可用记录

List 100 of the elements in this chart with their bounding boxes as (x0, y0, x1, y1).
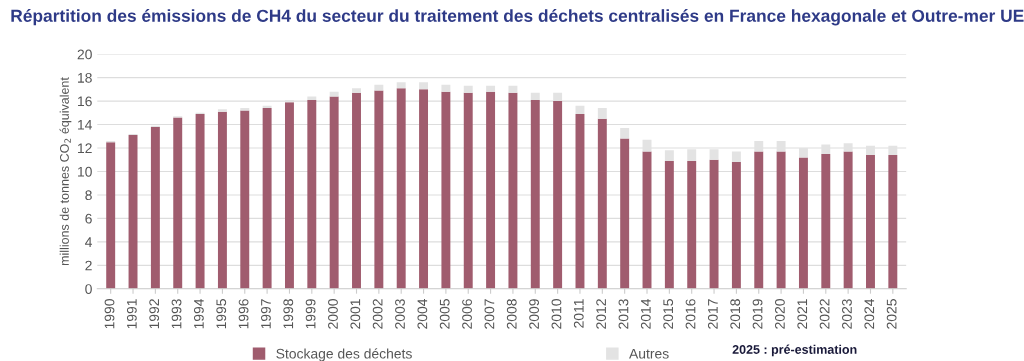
x-tick-label: 2021 (797, 299, 808, 329)
x-tick-label: 1998 (283, 299, 294, 329)
x-tick-label: 2008 (506, 299, 517, 329)
bar (441, 91, 451, 289)
y-tick-label: 20 (77, 49, 92, 60)
y-tick-label: 14 (78, 120, 93, 130)
y-tick-label: 16 (78, 96, 92, 107)
x-tick-label: 2012 (596, 299, 607, 329)
x-tick-label: 2022 (819, 299, 830, 329)
bar (508, 92, 518, 289)
x-tick-label: 2023 (842, 299, 852, 329)
bar (888, 155, 898, 289)
bar (776, 151, 786, 289)
x-tick-label: 1994 (193, 298, 204, 329)
x-tick-label: 1999 (305, 299, 316, 329)
x-tick-label: 1992 (149, 299, 160, 329)
bar (329, 96, 339, 289)
bar (731, 162, 741, 289)
legend-label: Stockage des déchets (276, 348, 412, 361)
bar (530, 92, 540, 100)
x-tick-label: 1990 (104, 299, 115, 329)
bar (173, 117, 183, 289)
bar (530, 99, 540, 289)
bar (352, 92, 361, 289)
bar (150, 126, 160, 289)
x-tick-label: 2018 (730, 299, 741, 329)
x-tick-label: 2006 (462, 299, 472, 329)
bar (486, 85, 496, 92)
bar (754, 151, 764, 289)
bar (798, 157, 808, 289)
bar (463, 92, 473, 289)
bar (463, 85, 473, 93)
x-tick-label: 2004 (417, 298, 428, 329)
chart-title: Répartition des émissions de CH4 du secteur du traitement des déchets centralisés en France hexagonale et Outre-mer UE (11, 9, 1024, 26)
x-tick-label: 2020 (774, 299, 785, 329)
bar (843, 151, 853, 289)
bar (687, 160, 697, 289)
x-tick-label: 2025 (886, 299, 897, 329)
bar (262, 108, 272, 289)
bar (508, 85, 518, 93)
bar (664, 160, 674, 289)
text: 2025 : pré-estimation (732, 344, 857, 357)
bar (374, 84, 384, 91)
y-tick-label: 10 (78, 166, 92, 177)
bar (240, 110, 250, 289)
bar (307, 96, 317, 100)
bar (307, 99, 317, 289)
y-tick-label: 18 (78, 72, 92, 83)
y-tick-label: 12 (78, 143, 92, 154)
x-tick-label: 2019 (752, 299, 763, 329)
bar (195, 113, 205, 289)
x-tick-label: 2003 (395, 299, 405, 329)
x-tick-label: 2024 (864, 298, 875, 329)
bar (731, 151, 741, 163)
bar (419, 89, 429, 289)
bar (553, 101, 563, 289)
y-tick-label: 6 (85, 213, 92, 224)
x-tick-label: 1997 (261, 299, 271, 329)
x-tick-label: 2016 (685, 299, 696, 329)
bar (374, 90, 384, 289)
x-tick-label: 2007 (484, 299, 495, 329)
bar (217, 109, 227, 112)
bar (709, 159, 719, 289)
x-tick-label: 1991 (126, 299, 137, 329)
legend-label: Autres (629, 348, 669, 359)
bar (396, 88, 406, 289)
x-tick-label: 2002 (372, 299, 383, 329)
x-tick-label: 2013 (618, 299, 629, 329)
x-tick-label: 1996 (238, 299, 249, 329)
x-tick-label: 2000 (328, 299, 338, 329)
bar (217, 111, 227, 289)
bar (620, 138, 630, 289)
bar (352, 88, 361, 93)
bar (106, 142, 116, 289)
bar (441, 84, 451, 92)
bar (396, 82, 406, 89)
bar (284, 102, 294, 289)
y-tick-label: 2 (85, 260, 92, 271)
x-tick-label: 1993 (171, 299, 182, 329)
x-tick-label: 2005 (439, 299, 450, 329)
y-tick-label: 0 (85, 284, 92, 294)
bar (866, 155, 875, 289)
x-tick-label: 2010 (551, 299, 562, 329)
bar (620, 128, 630, 139)
bar (597, 118, 607, 289)
x-tick-label: 2015 (663, 299, 674, 329)
x-tick-label: 2011 (573, 299, 584, 328)
bar (419, 82, 429, 90)
y-axis-title: millions de tonnes CO$_{2}$ équivalent (59, 77, 72, 266)
x-tick-label: 2009 (529, 299, 540, 329)
y-tick-label: 4 (85, 237, 93, 247)
x-tick-label: 2017 (707, 299, 718, 329)
x-tick-label: 2001 (350, 299, 361, 329)
y-tick-label: 8 (85, 190, 92, 201)
bar (486, 91, 496, 289)
x-tick-label: 1995 (216, 299, 227, 329)
bar (128, 135, 138, 289)
bar (597, 108, 607, 119)
x-tick-label: 2014 (640, 298, 651, 329)
bar (821, 153, 831, 289)
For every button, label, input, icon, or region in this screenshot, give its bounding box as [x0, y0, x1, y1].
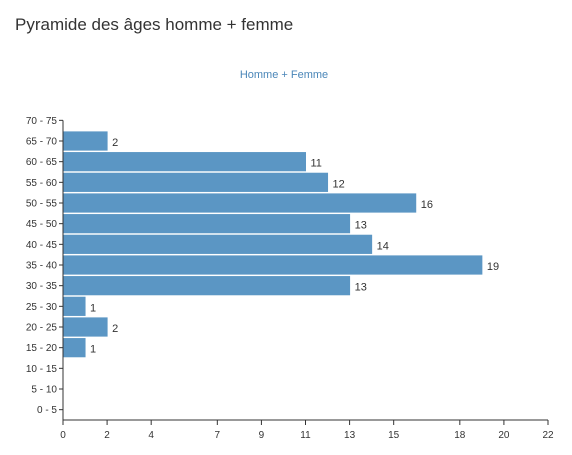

书面任务
把上面所有的行一字不改地照抄一遍，图片不要放进答案里。

任务答案
List 100 of the elements in this chart with their bounding boxes as (x0, y0, x1, y1).
x-tick-label: 2021 (797, 299, 808, 329)
x-tick-label: 1998 (283, 299, 294, 329)
x-tick-label: 2008 (506, 299, 517, 329)
bar (441, 91, 451, 289)
y-tick-label: 20 (77, 49, 92, 60)
y-tick-label: 14 (78, 120, 93, 130)
y-tick-label: 16 (78, 96, 92, 107)
x-tick-label: 2012 (596, 299, 607, 329)
x-tick-label: 2022 (819, 299, 830, 329)
bar (508, 92, 518, 289)
x-tick-label: 2023 (842, 299, 852, 329)
bar (888, 155, 898, 289)
bar (776, 151, 786, 289)
x-tick-label: 1994 (193, 298, 204, 329)
x-tick-label: 1999 (305, 299, 316, 329)
x-tick-label: 1992 (149, 299, 160, 329)
bar (329, 96, 339, 289)
bar (731, 162, 741, 289)
legend-label: Stockage des déchets (276, 348, 412, 361)
bar (530, 92, 540, 100)
x-tick-label: 1990 (104, 299, 115, 329)
bar (173, 117, 183, 289)
bar (530, 99, 540, 289)
bar (352, 92, 361, 289)
bar (150, 126, 160, 289)
x-tick-label: 2018 (730, 299, 741, 329)
x-tick-label: 2006 (462, 299, 472, 329)
bar (486, 85, 496, 92)
bar (754, 151, 764, 289)
bar (798, 157, 808, 289)
bar (463, 92, 473, 289)
bar (463, 85, 473, 93)
x-tick-label: 2004 (417, 298, 428, 329)
chart-title: Répartition des émissions de CH4 du secteur du traitement des déchets centralisés en France hexagonale et Outre-mer UE (11, 9, 1024, 26)
x-tick-label: 2020 (774, 299, 785, 329)
bar (843, 151, 853, 289)
bar (687, 160, 697, 289)
x-tick-label: 2025 (886, 299, 897, 329)
bar (262, 108, 272, 289)
bar (508, 85, 518, 93)
bar (664, 160, 674, 289)
text: 2025 : pré-estimation (732, 344, 857, 357)
bar (374, 84, 384, 91)
y-tick-label: 10 (78, 166, 92, 177)
bar (240, 110, 250, 289)
bar (307, 96, 317, 100)
bar (307, 99, 317, 289)
y-tick-label: 18 (78, 72, 92, 83)
y-tick-label: 12 (78, 143, 92, 154)
x-tick-label: 2019 (752, 299, 763, 329)
bar (195, 113, 205, 289)
x-tick-label: 2003 (395, 299, 405, 329)
x-tick-label: 2024 (864, 298, 875, 329)
bar (731, 151, 741, 163)
bar (419, 89, 429, 289)
bar (553, 101, 563, 289)
y-tick-label: 6 (85, 213, 92, 224)
x-tick-label: 1997 (261, 299, 271, 329)
x-tick-label: 2016 (685, 299, 696, 329)
bar (374, 90, 384, 289)
x-tick-label: 2007 (484, 299, 495, 329)
bar (217, 109, 227, 112)
bar (709, 159, 719, 289)
x-tick-label: 1991 (126, 299, 137, 329)
legend-label: Autres (629, 348, 669, 359)
bar (396, 88, 406, 289)
x-tick-label: 2002 (372, 299, 383, 329)
x-tick-label: 2013 (618, 299, 629, 329)
x-tick-label: 1996 (238, 299, 249, 329)
x-tick-label: 2000 (328, 299, 338, 329)
bar (217, 111, 227, 289)
bar (620, 138, 630, 289)
bar (352, 88, 361, 93)
bar (106, 142, 116, 289)
bar (441, 84, 451, 92)
bar (396, 82, 406, 89)
bar (284, 102, 294, 289)
y-tick-label: 2 (85, 260, 92, 271)
x-tick-label: 1993 (171, 299, 182, 329)
x-tick-label: 2005 (439, 299, 450, 329)
y-tick-label: 0 (85, 284, 92, 294)
bar (866, 155, 875, 289)
x-tick-label: 2010 (551, 299, 562, 329)
bar (620, 128, 630, 139)
bar (597, 118, 607, 289)
x-tick-label: 2015 (663, 299, 674, 329)
x-tick-label: 2011 (573, 299, 584, 328)
bar (419, 82, 429, 90)
y-axis-title: millions de tonnes CO$_{2}$ équivalent (59, 77, 72, 266)
x-tick-label: 2009 (529, 299, 540, 329)
y-tick-label: 4 (85, 237, 93, 247)
x-tick-label: 2017 (707, 299, 718, 329)
x-tick-label: 2001 (350, 299, 361, 329)
y-tick-label: 8 (85, 190, 92, 201)
bar (486, 91, 496, 289)
x-tick-label: 1995 (216, 299, 227, 329)
bar (128, 135, 138, 289)
bar (597, 108, 607, 119)
x-tick-label: 2014 (640, 298, 651, 329)
bar (821, 153, 831, 289)
For every button, label, input, icon, or region in this screenshot, give its bounding box as [x0, y0, x1, y1].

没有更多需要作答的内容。